_What is required:_ Copy each of the entries below faithfully, setting aside any pictures.

==== Recorded data ====

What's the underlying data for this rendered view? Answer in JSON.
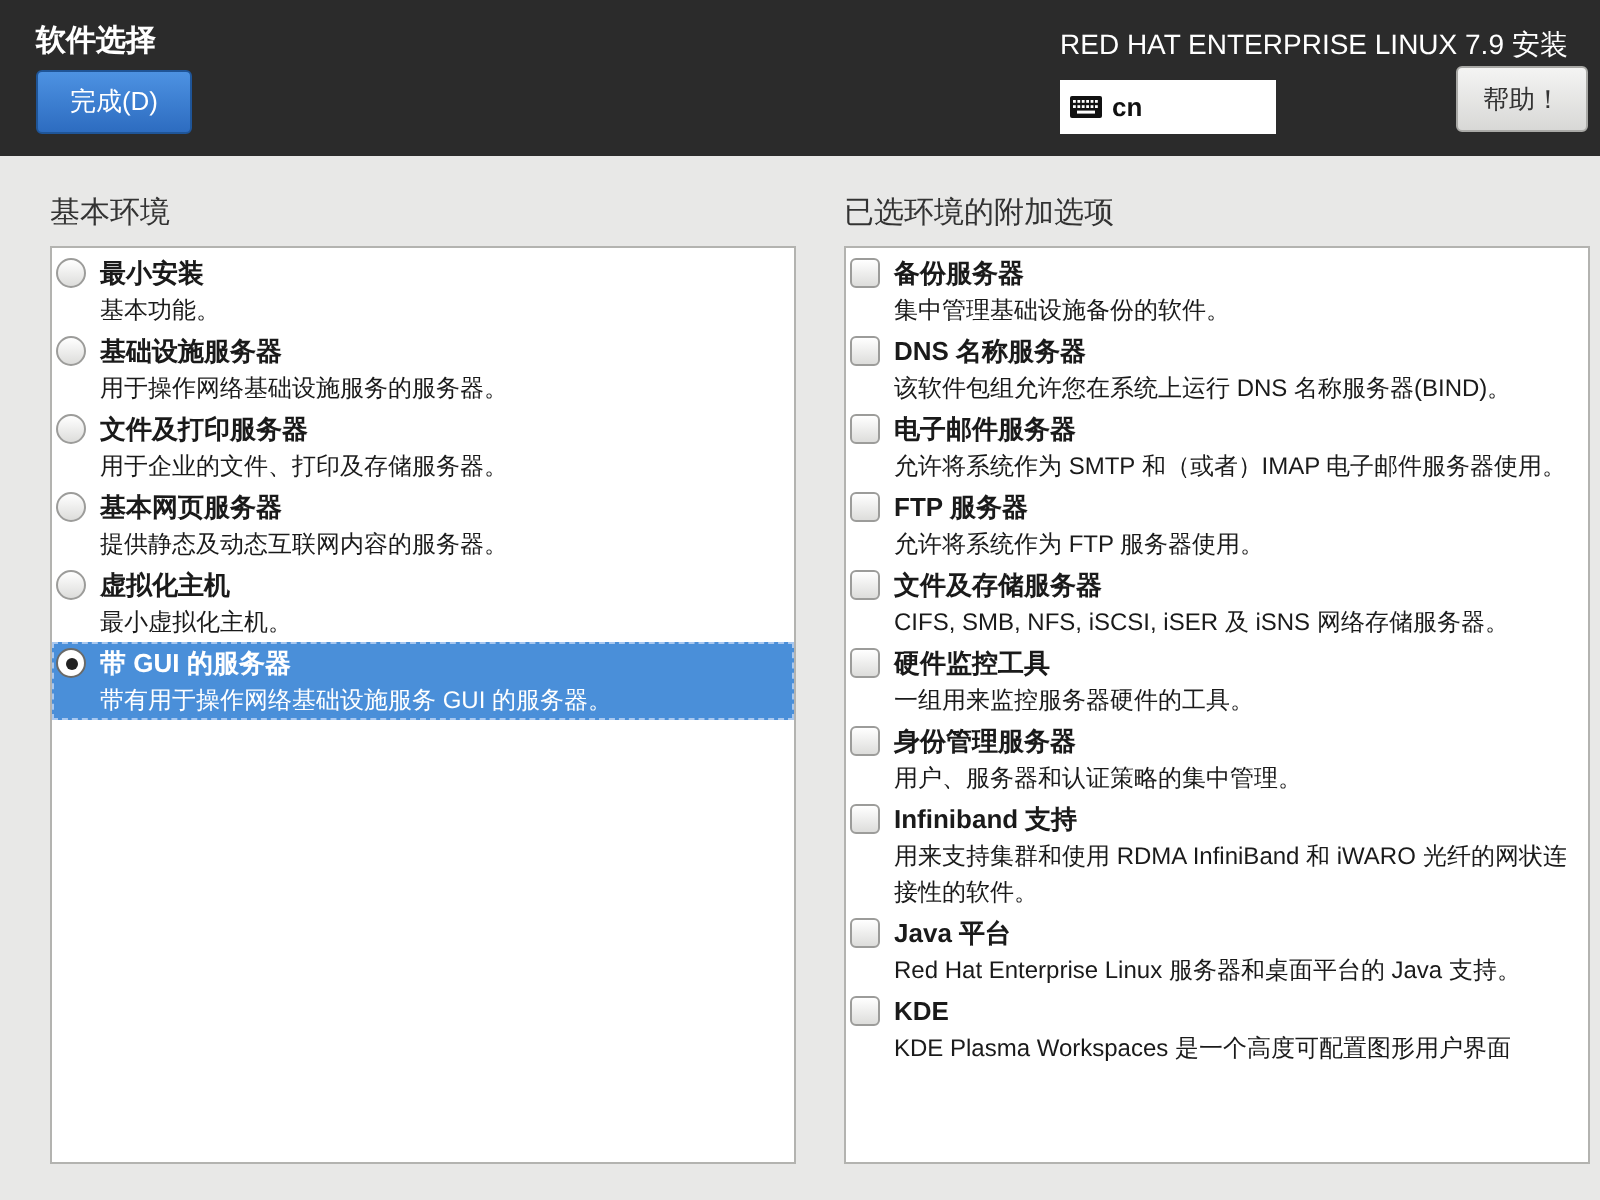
{
  "header": {
    "title": "软件选择",
    "done_button": "完成(D)",
    "product": "RED HAT ENTERPRISE LINUX 7.9 安装",
    "keyboard_layout": "cn",
    "help_button": "帮助！"
  },
  "base_environment": {
    "heading": "基本环境",
    "items": [
      {
        "title": "最小安装",
        "description": "基本功能。",
        "selected": false
      },
      {
        "title": "基础设施服务器",
        "description": "用于操作网络基础设施服务的服务器。",
        "selected": false
      },
      {
        "title": "文件及打印服务器",
        "description": "用于企业的文件、打印及存储服务器。",
        "selected": false
      },
      {
        "title": "基本网页服务器",
        "description": "提供静态及动态互联网内容的服务器。",
        "selected": false
      },
      {
        "title": "虚拟化主机",
        "description": "最小虚拟化主机。",
        "selected": false
      },
      {
        "title": "带 GUI 的服务器",
        "description": "带有用于操作网络基础设施服务 GUI 的服务器。",
        "selected": true
      }
    ]
  },
  "addons": {
    "heading": "已选环境的附加选项",
    "items": [
      {
        "title": "备份服务器",
        "description": "集中管理基础设施备份的软件。",
        "checked": false
      },
      {
        "title": "DNS 名称服务器",
        "description": "该软件包组允许您在系统上运行 DNS 名称服务器(BIND)。",
        "checked": false
      },
      {
        "title": "电子邮件服务器",
        "description": "允许将系统作为 SMTP 和（或者）IMAP 电子邮件服务器使用。",
        "checked": false
      },
      {
        "title": "FTP 服务器",
        "description": "允许将系统作为 FTP 服务器使用。",
        "checked": false
      },
      {
        "title": "文件及存储服务器",
        "description": "CIFS, SMB, NFS, iSCSI, iSER 及 iSNS 网络存储服务器。",
        "checked": false
      },
      {
        "title": "硬件监控工具",
        "description": "一组用来监控服务器硬件的工具。",
        "checked": false
      },
      {
        "title": "身份管理服务器",
        "description": "用户、服务器和认证策略的集中管理。",
        "checked": false
      },
      {
        "title": "Infiniband 支持",
        "description": "用来支持集群和使用 RDMA InfiniBand 和 iWARO 光纤的网状连接性的软件。",
        "checked": false
      },
      {
        "title": "Java 平台",
        "description": "Red Hat Enterprise Linux 服务器和桌面平台的 Java 支持。",
        "checked": false
      },
      {
        "title": "KDE",
        "description": "KDE Plasma Workspaces 是一个高度可配置图形用户界面",
        "checked": false
      }
    ]
  }
}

====

_Response:_
What's the underlying data for this rendered view? Answer in JSON.
{
  "header": {
    "title": "软件选择",
    "done_button": "完成(D)",
    "product": "RED HAT ENTERPRISE LINUX 7.9 安装",
    "keyboard_layout": "cn",
    "help_button": "帮助！"
  },
  "base_environment": {
    "heading": "基本环境",
    "items": [
      {
        "title": "最小安装",
        "description": "基本功能。",
        "selected": false
      },
      {
        "title": "基础设施服务器",
        "description": "用于操作网络基础设施服务的服务器。",
        "selected": false
      },
      {
        "title": "文件及打印服务器",
        "description": "用于企业的文件、打印及存储服务器。",
        "selected": false
      },
      {
        "title": "基本网页服务器",
        "description": "提供静态及动态互联网内容的服务器。",
        "selected": false
      },
      {
        "title": "虚拟化主机",
        "description": "最小虚拟化主机。",
        "selected": false
      },
      {
        "title": "带 GUI 的服务器",
        "description": "带有用于操作网络基础设施服务 GUI 的服务器。",
        "selected": true
      }
    ]
  },
  "addons": {
    "heading": "已选环境的附加选项",
    "items": [
      {
        "title": "备份服务器",
        "description": "集中管理基础设施备份的软件。",
        "checked": false
      },
      {
        "title": "DNS 名称服务器",
        "description": "该软件包组允许您在系统上运行 DNS 名称服务器(BIND)。",
        "checked": false
      },
      {
        "title": "电子邮件服务器",
        "description": "允许将系统作为 SMTP 和（或者）IMAP 电子邮件服务器使用。",
        "checked": false
      },
      {
        "title": "FTP 服务器",
        "description": "允许将系统作为 FTP 服务器使用。",
        "checked": false
      },
      {
        "title": "文件及存储服务器",
        "description": "CIFS, SMB, NFS, iSCSI, iSER 及 iSNS 网络存储服务器。",
        "checked": false
      },
      {
        "title": "硬件监控工具",
        "description": "一组用来监控服务器硬件的工具。",
        "checked": false
      },
      {
        "title": "身份管理服务器",
        "description": "用户、服务器和认证策略的集中管理。",
        "checked": false
      },
      {
        "title": "Infiniband 支持",
        "description": "用来支持集群和使用 RDMA InfiniBand 和 iWARO 光纤的网状连接性的软件。",
        "checked": false
      },
      {
        "title": "Java 平台",
        "description": "Red Hat Enterprise Linux 服务器和桌面平台的 Java 支持。",
        "checked": false
      },
      {
        "title": "KDE",
        "description": "KDE Plasma Workspaces 是一个高度可配置图形用户界面",
        "checked": false
      }
    ]
  }
}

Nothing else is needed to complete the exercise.